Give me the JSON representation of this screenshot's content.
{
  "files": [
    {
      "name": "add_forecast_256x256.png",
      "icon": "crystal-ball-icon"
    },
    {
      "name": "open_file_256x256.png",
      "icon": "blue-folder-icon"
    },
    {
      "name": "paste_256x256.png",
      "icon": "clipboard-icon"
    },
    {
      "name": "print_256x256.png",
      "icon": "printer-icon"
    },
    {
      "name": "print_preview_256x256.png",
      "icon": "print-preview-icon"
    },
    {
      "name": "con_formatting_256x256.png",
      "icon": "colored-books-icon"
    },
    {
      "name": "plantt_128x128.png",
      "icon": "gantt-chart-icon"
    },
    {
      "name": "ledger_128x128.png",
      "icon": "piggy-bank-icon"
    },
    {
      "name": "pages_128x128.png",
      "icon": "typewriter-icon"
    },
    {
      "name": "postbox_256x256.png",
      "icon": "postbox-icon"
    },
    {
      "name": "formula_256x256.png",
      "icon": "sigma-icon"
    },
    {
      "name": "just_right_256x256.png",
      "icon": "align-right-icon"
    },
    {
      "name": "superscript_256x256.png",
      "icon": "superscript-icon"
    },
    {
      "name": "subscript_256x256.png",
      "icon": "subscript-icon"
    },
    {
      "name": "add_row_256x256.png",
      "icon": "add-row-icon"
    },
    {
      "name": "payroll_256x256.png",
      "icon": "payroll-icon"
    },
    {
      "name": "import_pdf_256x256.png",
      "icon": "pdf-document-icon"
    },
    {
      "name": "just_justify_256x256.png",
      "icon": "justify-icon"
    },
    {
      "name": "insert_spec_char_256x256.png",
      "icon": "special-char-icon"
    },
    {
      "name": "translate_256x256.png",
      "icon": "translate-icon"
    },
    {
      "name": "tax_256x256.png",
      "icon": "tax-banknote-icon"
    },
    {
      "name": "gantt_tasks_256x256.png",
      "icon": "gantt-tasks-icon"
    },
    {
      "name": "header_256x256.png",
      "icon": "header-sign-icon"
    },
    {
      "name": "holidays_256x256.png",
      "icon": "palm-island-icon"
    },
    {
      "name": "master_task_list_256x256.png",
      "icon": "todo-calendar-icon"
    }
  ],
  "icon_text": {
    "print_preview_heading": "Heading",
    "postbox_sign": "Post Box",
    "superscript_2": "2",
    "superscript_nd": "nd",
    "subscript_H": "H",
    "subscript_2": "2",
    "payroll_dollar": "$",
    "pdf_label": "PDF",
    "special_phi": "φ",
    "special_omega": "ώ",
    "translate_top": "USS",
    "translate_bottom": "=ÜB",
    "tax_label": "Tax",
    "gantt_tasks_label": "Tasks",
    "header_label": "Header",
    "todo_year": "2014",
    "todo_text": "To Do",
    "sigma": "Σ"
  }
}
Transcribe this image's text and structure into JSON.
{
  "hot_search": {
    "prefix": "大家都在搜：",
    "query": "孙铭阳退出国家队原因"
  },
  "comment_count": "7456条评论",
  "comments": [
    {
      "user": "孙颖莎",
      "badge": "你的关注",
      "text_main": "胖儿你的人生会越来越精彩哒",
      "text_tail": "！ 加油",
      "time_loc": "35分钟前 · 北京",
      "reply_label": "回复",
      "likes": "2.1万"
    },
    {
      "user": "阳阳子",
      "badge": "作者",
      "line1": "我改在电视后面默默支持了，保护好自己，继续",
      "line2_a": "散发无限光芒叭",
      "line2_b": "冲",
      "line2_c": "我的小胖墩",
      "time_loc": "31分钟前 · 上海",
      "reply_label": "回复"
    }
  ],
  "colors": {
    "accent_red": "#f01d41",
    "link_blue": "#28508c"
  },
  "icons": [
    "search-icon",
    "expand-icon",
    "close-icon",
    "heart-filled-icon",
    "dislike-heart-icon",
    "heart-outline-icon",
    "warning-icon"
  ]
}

◆ **Task requirements**:
The lines to reproduce run from the line containing "Transcribe this image's" to the end of the listing; write them out exactly and add nothing.

◆ **Result below**:
Transcribe this image's text and structure into JSON.
{
  "hot_search": {
    "prefix": "大家都在搜：",
    "query": "孙铭阳退出国家队原因"
  },
  "comment_count": "7456条评论",
  "comments": [
    {
      "user": "孙颖莎",
      "badge": "你的关注",
      "text_main": "胖儿你的人生会越来越精彩哒",
      "text_tail": "！ 加油",
      "time_loc": "35分钟前 · 北京",
      "reply_label": "回复",
      "likes": "2.1万"
    },
    {
      "user": "阳阳子",
      "badge": "作者",
      "line1": "我改在电视后面默默支持了，保护好自己，继续",
      "line2_a": "散发无限光芒叭",
      "line2_b": "冲",
      "line2_c": "我的小胖墩",
      "time_loc": "31分钟前 · 上海",
      "reply_label": "回复"
    }
  ],
  "colors": {
    "accent_red": "#f01d41",
    "link_blue": "#28508c"
  },
  "icons": [
    "search-icon",
    "expand-icon",
    "close-icon",
    "heart-filled-icon",
    "dislike-heart-icon",
    "heart-outline-icon",
    "warning-icon"
  ]
}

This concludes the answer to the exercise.